** Instructions for the task **
Select, from the data, each line where "JSON" occurs.

** Extracted records **
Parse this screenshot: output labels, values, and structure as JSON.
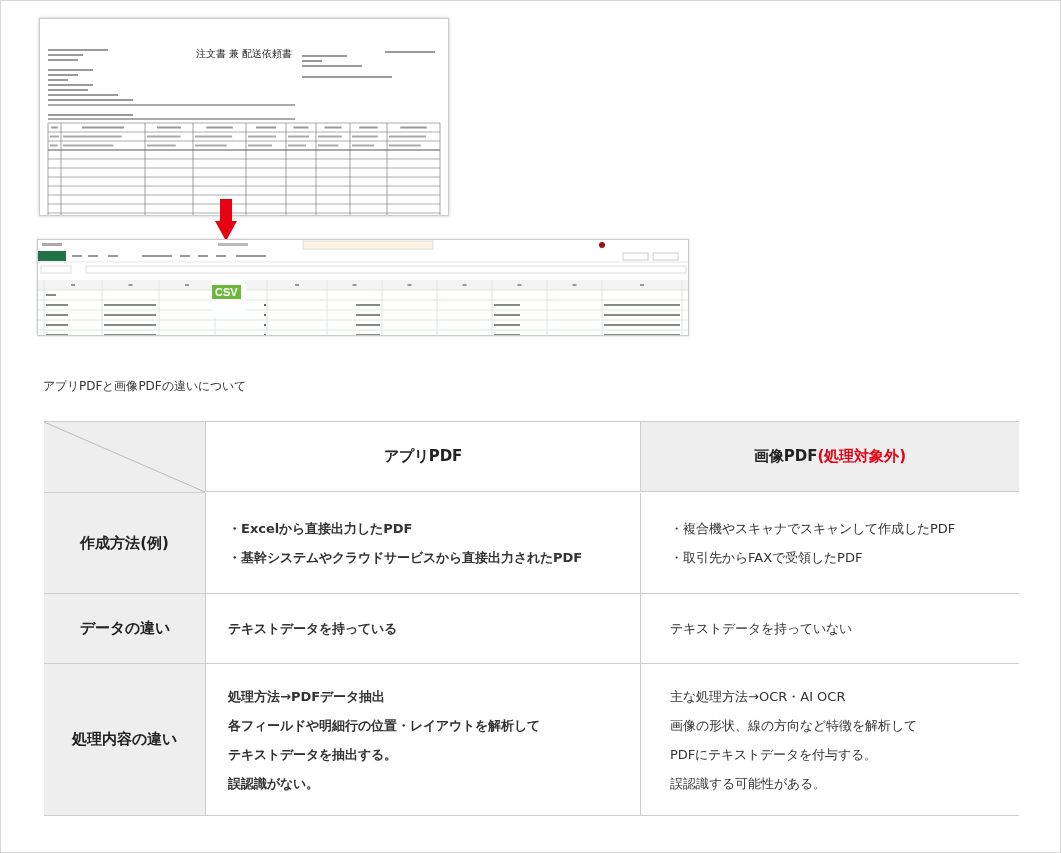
{
  "order_form": {
    "title": "注文書 兼 配送依頼書"
  },
  "spreadsheet": {
    "badge": "CSV"
  },
  "caption": "アプリPDFと画像PDFの違いについて",
  "comparison": {
    "columns": [
      {
        "title": "アプリPDF"
      },
      {
        "title": "画像PDF",
        "note": "(処理対象外)"
      }
    ],
    "rows": [
      {
        "label": "作成方法(例)",
        "app": [
          "・Excelから直接出力したPDF",
          "・基幹システムやクラウドサービスから直接出力されたPDF"
        ],
        "image": [
          "・複合機やスキャナでスキャンして作成したPDF",
          "・取引先からFAXで受領したPDF"
        ]
      },
      {
        "label": "データの違い",
        "app": [
          "テキストデータを持っている"
        ],
        "image": [
          "テキストデータを持っていない"
        ]
      },
      {
        "label": "処理内容の違い",
        "app": [
          "処理方法→PDFデータ抽出",
          "各フィールドや明細行の位置・レイアウトを解析して",
          "テキストデータを抽出する。",
          "誤認識がない。"
        ],
        "image": [
          "主な処理方法→OCR・AI OCR",
          "画像の形状、線の方向など特徴を解析して",
          "PDFにテキストデータを付与する。",
          "誤認識する可能性がある。"
        ]
      }
    ]
  }
}
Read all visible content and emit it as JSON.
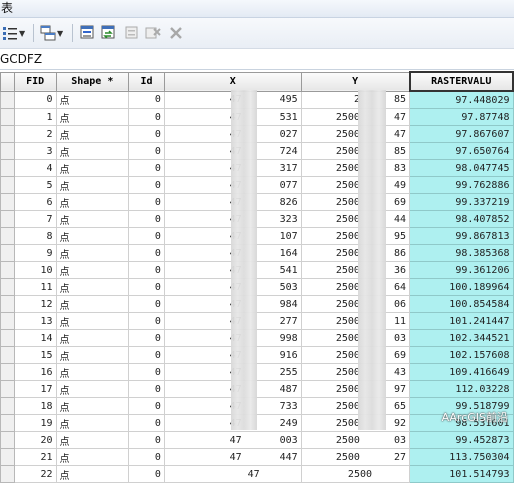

** Solution to this task **
Parse this screenshot: output labels, values, and structure as JSON.
Read all visible content and emit it as JSON.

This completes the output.